Rows from a dataset:
*-*-*

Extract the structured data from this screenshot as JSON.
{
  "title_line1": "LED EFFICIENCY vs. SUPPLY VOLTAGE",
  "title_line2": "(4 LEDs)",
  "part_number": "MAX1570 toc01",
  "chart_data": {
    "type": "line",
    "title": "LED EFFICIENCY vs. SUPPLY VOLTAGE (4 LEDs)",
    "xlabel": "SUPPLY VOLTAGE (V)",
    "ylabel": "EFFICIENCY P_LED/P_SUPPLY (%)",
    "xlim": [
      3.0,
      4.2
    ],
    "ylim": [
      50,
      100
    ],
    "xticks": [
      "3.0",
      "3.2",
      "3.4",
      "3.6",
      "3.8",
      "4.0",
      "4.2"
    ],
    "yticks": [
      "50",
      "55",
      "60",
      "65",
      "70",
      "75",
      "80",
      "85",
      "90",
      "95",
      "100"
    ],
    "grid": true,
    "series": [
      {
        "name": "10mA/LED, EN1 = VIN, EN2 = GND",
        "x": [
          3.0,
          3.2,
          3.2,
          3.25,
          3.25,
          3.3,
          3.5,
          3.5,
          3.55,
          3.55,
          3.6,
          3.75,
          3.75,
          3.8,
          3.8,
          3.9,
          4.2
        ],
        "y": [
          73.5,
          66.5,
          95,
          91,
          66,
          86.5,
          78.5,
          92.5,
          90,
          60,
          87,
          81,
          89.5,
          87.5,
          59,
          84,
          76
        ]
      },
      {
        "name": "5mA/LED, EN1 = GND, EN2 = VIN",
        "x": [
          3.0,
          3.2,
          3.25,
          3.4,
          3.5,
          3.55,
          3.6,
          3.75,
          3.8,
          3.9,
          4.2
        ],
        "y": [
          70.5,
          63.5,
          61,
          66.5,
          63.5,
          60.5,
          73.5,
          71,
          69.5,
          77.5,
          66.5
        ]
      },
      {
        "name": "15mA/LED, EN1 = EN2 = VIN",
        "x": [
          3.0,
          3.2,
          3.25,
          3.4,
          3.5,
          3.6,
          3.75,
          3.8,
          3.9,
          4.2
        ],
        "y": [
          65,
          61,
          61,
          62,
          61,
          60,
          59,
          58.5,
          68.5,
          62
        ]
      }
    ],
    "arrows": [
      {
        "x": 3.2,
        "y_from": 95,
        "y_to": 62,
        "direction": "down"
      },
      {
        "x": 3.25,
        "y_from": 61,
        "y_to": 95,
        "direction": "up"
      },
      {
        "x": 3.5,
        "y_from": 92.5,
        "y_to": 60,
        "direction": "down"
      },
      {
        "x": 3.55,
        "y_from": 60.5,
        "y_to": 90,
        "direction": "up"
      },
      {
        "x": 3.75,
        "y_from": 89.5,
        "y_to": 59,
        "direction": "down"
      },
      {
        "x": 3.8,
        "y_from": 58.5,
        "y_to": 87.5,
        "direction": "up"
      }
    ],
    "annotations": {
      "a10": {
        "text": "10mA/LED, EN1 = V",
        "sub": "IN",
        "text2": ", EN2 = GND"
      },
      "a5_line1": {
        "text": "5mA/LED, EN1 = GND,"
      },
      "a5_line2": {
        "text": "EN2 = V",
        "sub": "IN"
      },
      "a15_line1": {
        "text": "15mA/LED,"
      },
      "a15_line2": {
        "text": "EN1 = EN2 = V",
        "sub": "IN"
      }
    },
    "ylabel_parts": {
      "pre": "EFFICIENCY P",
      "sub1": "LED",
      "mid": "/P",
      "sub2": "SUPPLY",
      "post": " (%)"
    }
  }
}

*-*-*

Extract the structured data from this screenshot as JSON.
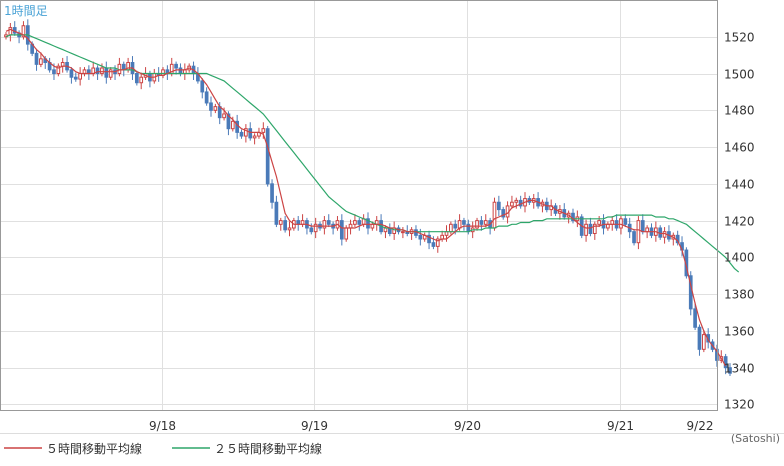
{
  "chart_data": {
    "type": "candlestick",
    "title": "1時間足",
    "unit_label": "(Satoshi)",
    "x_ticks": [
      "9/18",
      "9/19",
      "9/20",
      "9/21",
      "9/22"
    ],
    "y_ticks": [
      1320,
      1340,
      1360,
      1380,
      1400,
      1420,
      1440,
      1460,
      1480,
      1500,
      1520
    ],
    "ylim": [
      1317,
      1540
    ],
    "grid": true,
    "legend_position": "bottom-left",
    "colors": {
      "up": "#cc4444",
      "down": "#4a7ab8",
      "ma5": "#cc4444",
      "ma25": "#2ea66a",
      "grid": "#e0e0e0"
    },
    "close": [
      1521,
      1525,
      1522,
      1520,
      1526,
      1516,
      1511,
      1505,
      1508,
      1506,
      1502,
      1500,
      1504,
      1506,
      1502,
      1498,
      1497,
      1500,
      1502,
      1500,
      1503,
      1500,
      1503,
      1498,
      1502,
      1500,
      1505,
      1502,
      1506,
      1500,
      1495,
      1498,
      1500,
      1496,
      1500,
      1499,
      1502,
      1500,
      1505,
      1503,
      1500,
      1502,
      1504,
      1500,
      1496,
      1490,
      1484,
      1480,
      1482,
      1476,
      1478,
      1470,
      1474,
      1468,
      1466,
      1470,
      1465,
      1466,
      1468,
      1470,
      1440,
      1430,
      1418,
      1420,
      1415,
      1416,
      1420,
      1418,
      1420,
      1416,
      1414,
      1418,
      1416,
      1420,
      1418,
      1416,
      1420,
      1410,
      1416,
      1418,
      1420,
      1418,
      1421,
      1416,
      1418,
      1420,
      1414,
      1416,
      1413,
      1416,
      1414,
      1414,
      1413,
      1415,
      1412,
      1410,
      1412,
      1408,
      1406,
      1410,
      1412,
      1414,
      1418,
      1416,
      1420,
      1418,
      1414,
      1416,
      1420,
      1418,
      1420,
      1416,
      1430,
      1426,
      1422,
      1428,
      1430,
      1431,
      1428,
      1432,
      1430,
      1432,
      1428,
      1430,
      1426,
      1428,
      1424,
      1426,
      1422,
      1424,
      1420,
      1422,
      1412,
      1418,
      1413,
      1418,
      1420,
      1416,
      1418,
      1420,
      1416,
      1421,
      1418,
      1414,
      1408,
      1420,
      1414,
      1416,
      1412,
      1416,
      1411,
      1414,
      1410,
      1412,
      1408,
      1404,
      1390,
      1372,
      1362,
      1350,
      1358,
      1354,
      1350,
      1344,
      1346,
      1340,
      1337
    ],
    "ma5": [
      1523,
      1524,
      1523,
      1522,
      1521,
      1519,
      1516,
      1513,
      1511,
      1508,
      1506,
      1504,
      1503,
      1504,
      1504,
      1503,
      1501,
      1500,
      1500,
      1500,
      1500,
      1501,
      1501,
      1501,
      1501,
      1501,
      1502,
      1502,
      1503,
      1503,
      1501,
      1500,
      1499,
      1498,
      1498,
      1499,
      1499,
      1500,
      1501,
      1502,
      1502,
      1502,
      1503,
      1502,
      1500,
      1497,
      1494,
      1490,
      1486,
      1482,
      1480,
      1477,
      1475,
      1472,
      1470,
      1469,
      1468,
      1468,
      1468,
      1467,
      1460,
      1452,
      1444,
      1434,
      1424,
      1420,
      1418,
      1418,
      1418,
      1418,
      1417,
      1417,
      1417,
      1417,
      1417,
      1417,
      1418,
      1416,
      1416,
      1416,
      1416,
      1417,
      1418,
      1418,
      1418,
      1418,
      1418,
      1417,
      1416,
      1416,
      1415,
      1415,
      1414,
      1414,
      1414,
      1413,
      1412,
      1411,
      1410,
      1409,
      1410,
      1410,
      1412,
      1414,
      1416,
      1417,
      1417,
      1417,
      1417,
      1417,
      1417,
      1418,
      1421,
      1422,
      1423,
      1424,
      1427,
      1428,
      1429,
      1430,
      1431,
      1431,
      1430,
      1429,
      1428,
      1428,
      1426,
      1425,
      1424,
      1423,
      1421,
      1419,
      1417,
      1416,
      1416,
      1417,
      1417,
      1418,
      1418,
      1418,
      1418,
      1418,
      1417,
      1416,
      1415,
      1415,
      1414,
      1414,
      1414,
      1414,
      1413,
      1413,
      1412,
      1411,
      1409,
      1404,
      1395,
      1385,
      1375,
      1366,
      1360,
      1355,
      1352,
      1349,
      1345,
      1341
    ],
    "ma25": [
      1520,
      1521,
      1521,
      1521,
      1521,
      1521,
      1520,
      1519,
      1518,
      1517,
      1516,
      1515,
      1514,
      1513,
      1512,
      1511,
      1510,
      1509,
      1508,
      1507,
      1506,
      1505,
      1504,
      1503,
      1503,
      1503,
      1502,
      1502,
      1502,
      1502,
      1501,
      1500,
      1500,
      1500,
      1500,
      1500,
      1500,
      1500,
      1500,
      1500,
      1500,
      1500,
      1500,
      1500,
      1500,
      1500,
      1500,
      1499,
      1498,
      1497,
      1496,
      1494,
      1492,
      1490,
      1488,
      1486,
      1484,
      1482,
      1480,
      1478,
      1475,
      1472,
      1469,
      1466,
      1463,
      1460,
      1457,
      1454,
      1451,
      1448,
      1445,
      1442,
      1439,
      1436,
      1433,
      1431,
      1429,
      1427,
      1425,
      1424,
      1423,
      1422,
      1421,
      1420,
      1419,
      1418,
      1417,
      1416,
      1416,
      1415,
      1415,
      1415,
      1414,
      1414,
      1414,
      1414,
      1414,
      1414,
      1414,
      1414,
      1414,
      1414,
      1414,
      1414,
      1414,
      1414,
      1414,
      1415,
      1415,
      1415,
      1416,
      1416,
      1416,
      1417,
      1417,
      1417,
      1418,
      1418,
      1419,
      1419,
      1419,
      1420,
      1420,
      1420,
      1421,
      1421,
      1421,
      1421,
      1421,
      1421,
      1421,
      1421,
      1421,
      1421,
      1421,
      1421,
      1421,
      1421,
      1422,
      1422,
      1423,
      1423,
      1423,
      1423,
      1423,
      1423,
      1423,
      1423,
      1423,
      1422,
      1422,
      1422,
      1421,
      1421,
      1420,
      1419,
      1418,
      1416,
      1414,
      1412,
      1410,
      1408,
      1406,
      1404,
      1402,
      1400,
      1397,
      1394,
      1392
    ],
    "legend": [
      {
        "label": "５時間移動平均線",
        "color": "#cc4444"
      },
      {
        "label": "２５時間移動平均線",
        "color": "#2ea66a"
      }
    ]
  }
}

*-*-*

WHAT IS NEEDED:
Return each line where "VOLTAGE" shows up.

EXERCISE RESULT:
  "title_line1": "LED EFFICIENCY vs. SUPPLY VOLTAGE",
    "title": "LED EFFICIENCY vs. SUPPLY VOLTAGE (4 LEDs)",
    "xlabel": "SUPPLY VOLTAGE (V)",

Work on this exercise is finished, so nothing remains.